▶ **EXERCISE PROMPT**: Write out each line exactly as it stands, please.

▶ **EXERCISE INPUT**:
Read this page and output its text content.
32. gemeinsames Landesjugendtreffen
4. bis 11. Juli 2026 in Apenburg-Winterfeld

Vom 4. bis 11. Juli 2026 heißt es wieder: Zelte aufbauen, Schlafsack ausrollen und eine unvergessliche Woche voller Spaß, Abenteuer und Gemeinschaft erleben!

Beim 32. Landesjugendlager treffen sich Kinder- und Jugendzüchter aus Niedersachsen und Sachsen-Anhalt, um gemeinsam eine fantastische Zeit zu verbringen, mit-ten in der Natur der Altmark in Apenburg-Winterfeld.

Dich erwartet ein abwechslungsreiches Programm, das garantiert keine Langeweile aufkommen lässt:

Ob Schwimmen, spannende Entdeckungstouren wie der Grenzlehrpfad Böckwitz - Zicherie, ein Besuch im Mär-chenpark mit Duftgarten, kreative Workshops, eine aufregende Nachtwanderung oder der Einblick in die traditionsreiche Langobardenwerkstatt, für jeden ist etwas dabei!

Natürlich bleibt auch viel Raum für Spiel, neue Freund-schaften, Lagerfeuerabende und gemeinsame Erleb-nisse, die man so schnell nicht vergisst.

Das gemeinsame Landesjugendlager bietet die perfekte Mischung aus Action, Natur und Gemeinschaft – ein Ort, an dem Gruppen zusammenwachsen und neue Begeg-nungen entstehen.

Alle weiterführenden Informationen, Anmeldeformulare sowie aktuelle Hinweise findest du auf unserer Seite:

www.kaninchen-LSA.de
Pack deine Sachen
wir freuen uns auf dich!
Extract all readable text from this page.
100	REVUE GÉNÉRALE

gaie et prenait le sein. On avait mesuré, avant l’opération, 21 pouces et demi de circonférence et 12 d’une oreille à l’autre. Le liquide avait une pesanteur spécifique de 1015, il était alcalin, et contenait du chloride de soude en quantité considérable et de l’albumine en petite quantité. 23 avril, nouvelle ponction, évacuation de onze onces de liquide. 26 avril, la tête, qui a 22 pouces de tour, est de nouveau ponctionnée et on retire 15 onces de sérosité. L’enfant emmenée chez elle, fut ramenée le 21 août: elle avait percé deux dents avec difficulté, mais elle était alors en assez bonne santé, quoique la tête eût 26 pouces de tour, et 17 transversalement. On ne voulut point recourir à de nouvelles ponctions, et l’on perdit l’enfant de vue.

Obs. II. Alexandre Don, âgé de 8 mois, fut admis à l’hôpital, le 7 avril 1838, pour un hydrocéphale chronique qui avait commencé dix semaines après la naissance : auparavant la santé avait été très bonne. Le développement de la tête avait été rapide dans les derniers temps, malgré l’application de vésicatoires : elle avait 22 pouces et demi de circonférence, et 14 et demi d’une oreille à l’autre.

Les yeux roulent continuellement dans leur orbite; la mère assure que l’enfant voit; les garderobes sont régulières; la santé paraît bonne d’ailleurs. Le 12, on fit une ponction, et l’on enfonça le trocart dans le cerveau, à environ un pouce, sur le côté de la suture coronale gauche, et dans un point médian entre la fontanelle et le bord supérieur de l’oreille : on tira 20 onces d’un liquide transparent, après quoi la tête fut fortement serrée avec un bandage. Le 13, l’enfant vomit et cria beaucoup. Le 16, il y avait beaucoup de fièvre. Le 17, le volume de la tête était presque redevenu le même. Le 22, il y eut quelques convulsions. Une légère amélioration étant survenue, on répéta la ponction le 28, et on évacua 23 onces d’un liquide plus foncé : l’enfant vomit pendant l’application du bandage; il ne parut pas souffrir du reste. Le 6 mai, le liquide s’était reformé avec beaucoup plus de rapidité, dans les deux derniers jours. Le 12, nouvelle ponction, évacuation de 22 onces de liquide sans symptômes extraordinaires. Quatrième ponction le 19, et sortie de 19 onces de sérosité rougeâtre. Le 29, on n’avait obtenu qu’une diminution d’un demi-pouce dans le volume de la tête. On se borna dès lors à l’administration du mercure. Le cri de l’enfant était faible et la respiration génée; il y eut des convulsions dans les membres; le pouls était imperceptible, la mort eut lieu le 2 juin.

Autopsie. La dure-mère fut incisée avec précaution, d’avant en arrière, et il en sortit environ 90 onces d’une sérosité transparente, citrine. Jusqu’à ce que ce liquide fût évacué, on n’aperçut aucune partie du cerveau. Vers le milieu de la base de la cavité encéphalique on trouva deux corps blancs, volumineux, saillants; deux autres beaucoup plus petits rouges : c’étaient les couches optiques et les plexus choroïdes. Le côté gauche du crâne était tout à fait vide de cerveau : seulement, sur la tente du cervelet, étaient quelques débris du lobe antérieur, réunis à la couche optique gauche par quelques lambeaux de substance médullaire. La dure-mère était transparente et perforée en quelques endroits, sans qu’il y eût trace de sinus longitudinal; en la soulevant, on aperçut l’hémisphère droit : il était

▶ **EXERCISE SOLUTION**:
Read this page and output its text content.
32. gemeinsames Landesjugendtreffen
4. bis 11. Juli 2026 in Apenburg-Winterfeld

Vom 4. bis 11. Juli 2026 heißt es wieder: Zelte aufbauen, Schlafsack ausrollen und eine unvergessliche Woche voller Spaß, Abenteuer und Gemeinschaft erleben!

Beim 32. Landesjugendlager treffen sich Kinder- und Jugendzüchter aus Niedersachsen und Sachsen-Anhalt, um gemeinsam eine fantastische Zeit zu verbringen, mit-ten in der Natur der Altmark in Apenburg-Winterfeld.

Dich erwartet ein abwechslungsreiches Programm, das garantiert keine Langeweile aufkommen lässt:

Ob Schwimmen, spannende Entdeckungstouren wie der Grenzlehrpfad Böckwitz - Zicherie, ein Besuch im Mär-chenpark mit Duftgarten, kreative Workshops, eine aufregende Nachtwanderung oder der Einblick in die traditionsreiche Langobardenwerkstatt, für jeden ist etwas dabei!

Natürlich bleibt auch viel Raum für Spiel, neue Freund-schaften, Lagerfeuerabende und gemeinsame Erleb-nisse, die man so schnell nicht vergisst.

Das gemeinsame Landesjugendlager bietet die perfekte Mischung aus Action, Natur und Gemeinschaft – ein Ort, an dem Gruppen zusammenwachsen und neue Begeg-nungen entstehen.

Alle weiterführenden Informationen, Anmeldeformulare sowie aktuelle Hinweise findest du auf unserer Seite:

www.kaninchen-LSA.de
Pack deine Sachen
wir freuen uns auf dich!
Extract all readable text from this page.
100	REVUE GÉNÉRALE

gaie et prenait le sein. On avait mesuré, avant l’opération, 21 pouces et demi de circonférence et 12 d’une oreille à l’autre. Le liquide avait une pesanteur spécifique de 1015, il était alcalin, et contenait du chloride de soude en quantité considérable et de l’albumine en petite quantité. 23 avril, nouvelle ponction, évacuation de onze onces de liquide. 26 avril, la tête, qui a 22 pouces de tour, est de nouveau ponctionnée et on retire 15 onces de sérosité. L’enfant emmenée chez elle, fut ramenée le 21 août: elle avait percé deux dents avec difficulté, mais elle était alors en assez bonne santé, quoique la tête eût 26 pouces de tour, et 17 transversalement. On ne voulut point recourir à de nouvelles ponctions, et l’on perdit l’enfant de vue.

Obs. II. Alexandre Don, âgé de 8 mois, fut admis à l’hôpital, le 7 avril 1838, pour un hydrocéphale chronique qui avait commencé dix semaines après la naissance : auparavant la santé avait été très bonne. Le développement de la tête avait été rapide dans les derniers temps, malgré l’application de vésicatoires : elle avait 22 pouces et demi de circonférence, et 14 et demi d’une oreille à l’autre.

Les yeux roulent continuellement dans leur orbite; la mère assure que l’enfant voit; les garderobes sont régulières; la santé paraît bonne d’ailleurs. Le 12, on fit une ponction, et l’on enfonça le trocart dans le cerveau, à environ un pouce, sur le côté de la suture coronale gauche, et dans un point médian entre la fontanelle et le bord supérieur de l’oreille : on tira 20 onces d’un liquide transparent, après quoi la tête fut fortement serrée avec un bandage. Le 13, l’enfant vomit et cria beaucoup. Le 16, il y avait beaucoup de fièvre. Le 17, le volume de la tête était presque redevenu le même. Le 22, il y eut quelques convulsions. Une légère amélioration étant survenue, on répéta la ponction le 28, et on évacua 23 onces d’un liquide plus foncé : l’enfant vomit pendant l’application du bandage; il ne parut pas souffrir du reste. Le 6 mai, le liquide s’était reformé avec beaucoup plus de rapidité, dans les deux derniers jours. Le 12, nouvelle ponction, évacuation de 22 onces de liquide sans symptômes extraordinaires. Quatrième ponction le 19, et sortie de 19 onces de sérosité rougeâtre. Le 29, on n’avait obtenu qu’une diminution d’un demi-pouce dans le volume de la tête. On se borna dès lors à l’administration du mercure. Le cri de l’enfant était faible et la respiration génée; il y eut des convulsions dans les membres; le pouls était imperceptible, la mort eut lieu le 2 juin.

Autopsie. La dure-mère fut incisée avec précaution, d’avant en arrière, et il en sortit environ 90 onces d’une sérosité transparente, citrine. Jusqu’à ce que ce liquide fût évacué, on n’aperçut aucune partie du cerveau. Vers le milieu de la base de la cavité encéphalique on trouva deux corps blancs, volumineux, saillants; deux autres beaucoup plus petits rouges : c’étaient les couches optiques et les plexus choroïdes. Le côté gauche du crâne était tout à fait vide de cerveau : seulement, sur la tente du cervelet, étaient quelques débris du lobe antérieur, réunis à la couche optique gauche par quelques lambeaux de substance médullaire. La dure-mère était transparente et perforée en quelques endroits, sans qu’il y eût trace de sinus longitudinal; en la soulevant, on aperçut l’hémisphère droit : il était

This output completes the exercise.